*BRIEF:* Copy out every line that contains "Modbus".
=======
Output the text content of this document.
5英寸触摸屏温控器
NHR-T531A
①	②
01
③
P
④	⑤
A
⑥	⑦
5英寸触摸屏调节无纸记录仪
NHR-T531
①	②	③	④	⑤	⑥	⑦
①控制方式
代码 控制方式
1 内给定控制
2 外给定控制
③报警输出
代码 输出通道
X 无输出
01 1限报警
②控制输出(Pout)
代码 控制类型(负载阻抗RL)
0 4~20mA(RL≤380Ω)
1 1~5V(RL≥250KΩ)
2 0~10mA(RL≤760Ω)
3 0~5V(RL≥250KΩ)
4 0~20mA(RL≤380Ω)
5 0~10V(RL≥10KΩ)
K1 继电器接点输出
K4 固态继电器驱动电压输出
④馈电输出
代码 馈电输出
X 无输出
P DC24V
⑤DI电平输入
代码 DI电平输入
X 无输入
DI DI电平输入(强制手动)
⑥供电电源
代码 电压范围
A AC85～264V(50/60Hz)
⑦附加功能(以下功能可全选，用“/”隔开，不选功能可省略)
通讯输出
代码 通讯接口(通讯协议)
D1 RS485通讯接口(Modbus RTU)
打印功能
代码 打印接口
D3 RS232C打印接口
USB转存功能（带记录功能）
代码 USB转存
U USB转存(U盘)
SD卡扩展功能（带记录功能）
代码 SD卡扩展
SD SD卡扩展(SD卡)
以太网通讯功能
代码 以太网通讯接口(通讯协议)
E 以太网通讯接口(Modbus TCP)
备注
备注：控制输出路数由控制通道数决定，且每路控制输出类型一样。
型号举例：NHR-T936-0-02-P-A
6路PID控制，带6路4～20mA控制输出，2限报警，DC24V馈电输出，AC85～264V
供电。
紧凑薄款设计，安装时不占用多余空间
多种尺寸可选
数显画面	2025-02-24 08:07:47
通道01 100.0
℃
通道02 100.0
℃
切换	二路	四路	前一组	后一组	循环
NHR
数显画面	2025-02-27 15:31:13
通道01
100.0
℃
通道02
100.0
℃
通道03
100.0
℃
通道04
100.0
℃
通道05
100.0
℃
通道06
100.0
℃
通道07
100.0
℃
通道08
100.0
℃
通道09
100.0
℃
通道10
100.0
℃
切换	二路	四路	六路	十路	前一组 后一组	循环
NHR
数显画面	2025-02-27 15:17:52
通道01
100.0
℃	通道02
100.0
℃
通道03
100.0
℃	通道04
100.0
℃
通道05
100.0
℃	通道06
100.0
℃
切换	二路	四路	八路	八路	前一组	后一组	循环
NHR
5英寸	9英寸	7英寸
=======
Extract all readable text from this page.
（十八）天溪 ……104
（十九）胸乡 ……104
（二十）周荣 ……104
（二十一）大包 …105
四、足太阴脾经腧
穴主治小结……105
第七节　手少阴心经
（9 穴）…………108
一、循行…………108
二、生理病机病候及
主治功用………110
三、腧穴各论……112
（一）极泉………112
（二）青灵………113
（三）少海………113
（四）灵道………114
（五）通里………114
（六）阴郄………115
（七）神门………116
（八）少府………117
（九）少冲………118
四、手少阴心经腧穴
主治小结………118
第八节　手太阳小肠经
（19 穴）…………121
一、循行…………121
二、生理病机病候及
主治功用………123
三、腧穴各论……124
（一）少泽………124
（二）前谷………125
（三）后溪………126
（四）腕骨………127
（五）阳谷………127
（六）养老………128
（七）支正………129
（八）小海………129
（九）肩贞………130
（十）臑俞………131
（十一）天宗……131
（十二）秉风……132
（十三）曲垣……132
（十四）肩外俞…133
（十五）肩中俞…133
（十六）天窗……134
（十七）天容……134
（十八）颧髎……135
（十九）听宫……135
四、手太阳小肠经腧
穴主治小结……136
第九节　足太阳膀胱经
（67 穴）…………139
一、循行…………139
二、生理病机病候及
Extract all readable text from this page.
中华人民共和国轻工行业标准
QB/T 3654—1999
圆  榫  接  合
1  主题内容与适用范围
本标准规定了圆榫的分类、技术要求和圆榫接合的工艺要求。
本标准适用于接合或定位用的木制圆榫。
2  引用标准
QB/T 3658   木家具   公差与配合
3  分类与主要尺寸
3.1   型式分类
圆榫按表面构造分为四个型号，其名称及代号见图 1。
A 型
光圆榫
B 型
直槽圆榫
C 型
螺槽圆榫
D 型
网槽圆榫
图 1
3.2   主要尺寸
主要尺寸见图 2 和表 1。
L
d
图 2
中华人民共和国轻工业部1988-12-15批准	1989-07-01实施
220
=======
*IN RESPONSE:*
D1 RS485通讯接口(Modbus RTU)
E 以太网通讯接口(Modbus TCP)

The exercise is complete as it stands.